## What to do
Return the full listing exactly as it is written.

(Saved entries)
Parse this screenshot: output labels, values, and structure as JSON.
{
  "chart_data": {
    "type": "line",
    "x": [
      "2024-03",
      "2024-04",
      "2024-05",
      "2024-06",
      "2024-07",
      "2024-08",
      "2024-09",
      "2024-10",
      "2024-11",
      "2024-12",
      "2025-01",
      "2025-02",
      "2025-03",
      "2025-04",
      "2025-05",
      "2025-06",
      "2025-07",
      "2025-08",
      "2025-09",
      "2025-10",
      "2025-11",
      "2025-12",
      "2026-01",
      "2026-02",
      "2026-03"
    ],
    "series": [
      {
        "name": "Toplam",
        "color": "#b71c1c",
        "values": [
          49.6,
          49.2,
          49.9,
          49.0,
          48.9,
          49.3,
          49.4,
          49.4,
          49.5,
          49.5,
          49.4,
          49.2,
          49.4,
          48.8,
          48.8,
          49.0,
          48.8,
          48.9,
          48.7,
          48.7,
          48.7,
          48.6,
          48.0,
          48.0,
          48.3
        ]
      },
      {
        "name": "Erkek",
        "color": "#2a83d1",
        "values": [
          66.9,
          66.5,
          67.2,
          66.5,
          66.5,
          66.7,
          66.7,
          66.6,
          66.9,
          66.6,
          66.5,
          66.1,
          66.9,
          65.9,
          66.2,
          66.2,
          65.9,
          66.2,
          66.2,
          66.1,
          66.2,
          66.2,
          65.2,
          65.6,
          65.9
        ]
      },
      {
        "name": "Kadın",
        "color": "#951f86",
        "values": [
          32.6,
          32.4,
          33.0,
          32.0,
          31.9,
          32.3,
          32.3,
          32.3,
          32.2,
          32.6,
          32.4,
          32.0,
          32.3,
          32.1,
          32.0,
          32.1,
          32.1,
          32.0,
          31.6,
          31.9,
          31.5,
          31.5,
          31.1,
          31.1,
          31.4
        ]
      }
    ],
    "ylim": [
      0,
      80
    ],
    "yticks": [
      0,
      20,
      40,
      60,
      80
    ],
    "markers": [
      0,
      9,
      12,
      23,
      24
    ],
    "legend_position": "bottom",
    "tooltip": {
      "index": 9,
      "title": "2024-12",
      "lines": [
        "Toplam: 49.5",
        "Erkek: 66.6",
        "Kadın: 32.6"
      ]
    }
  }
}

## Full answer
Parse this screenshot: output labels, values, and structure as JSON.
{
  "chart_data": {
    "type": "line",
    "x": [
      "2024-03",
      "2024-04",
      "2024-05",
      "2024-06",
      "2024-07",
      "2024-08",
      "2024-09",
      "2024-10",
      "2024-11",
      "2024-12",
      "2025-01",
      "2025-02",
      "2025-03",
      "2025-04",
      "2025-05",
      "2025-06",
      "2025-07",
      "2025-08",
      "2025-09",
      "2025-10",
      "2025-11",
      "2025-12",
      "2026-01",
      "2026-02",
      "2026-03"
    ],
    "series": [
      {
        "name": "Toplam",
        "color": "#b71c1c",
        "values": [
          49.6,
          49.2,
          49.9,
          49.0,
          48.9,
          49.3,
          49.4,
          49.4,
          49.5,
          49.5,
          49.4,
          49.2,
          49.4,
          48.8,
          48.8,
          49.0,
          48.8,
          48.9,
          48.7,
          48.7,
          48.7,
          48.6,
          48.0,
          48.0,
          48.3
        ]
      },
      {
        "name": "Erkek",
        "color": "#2a83d1",
        "values": [
          66.9,
          66.5,
          67.2,
          66.5,
          66.5,
          66.7,
          66.7,
          66.6,
          66.9,
          66.6,
          66.5,
          66.1,
          66.9,
          65.9,
          66.2,
          66.2,
          65.9,
          66.2,
          66.2,
          66.1,
          66.2,
          66.2,
          65.2,
          65.6,
          65.9
        ]
      },
      {
        "name": "Kadın",
        "color": "#951f86",
        "values": [
          32.6,
          32.4,
          33.0,
          32.0,
          31.9,
          32.3,
          32.3,
          32.3,
          32.2,
          32.6,
          32.4,
          32.0,
          32.3,
          32.1,
          32.0,
          32.1,
          32.1,
          32.0,
          31.6,
          31.9,
          31.5,
          31.5,
          31.1,
          31.1,
          31.4
        ]
      }
    ],
    "ylim": [
      0,
      80
    ],
    "yticks": [
      0,
      20,
      40,
      60,
      80
    ],
    "markers": [
      0,
      9,
      12,
      23,
      24
    ],
    "legend_position": "bottom",
    "tooltip": {
      "index": 9,
      "title": "2024-12",
      "lines": [
        "Toplam: 49.5",
        "Erkek: 66.6",
        "Kadın: 32.6"
      ]
    }
  }
}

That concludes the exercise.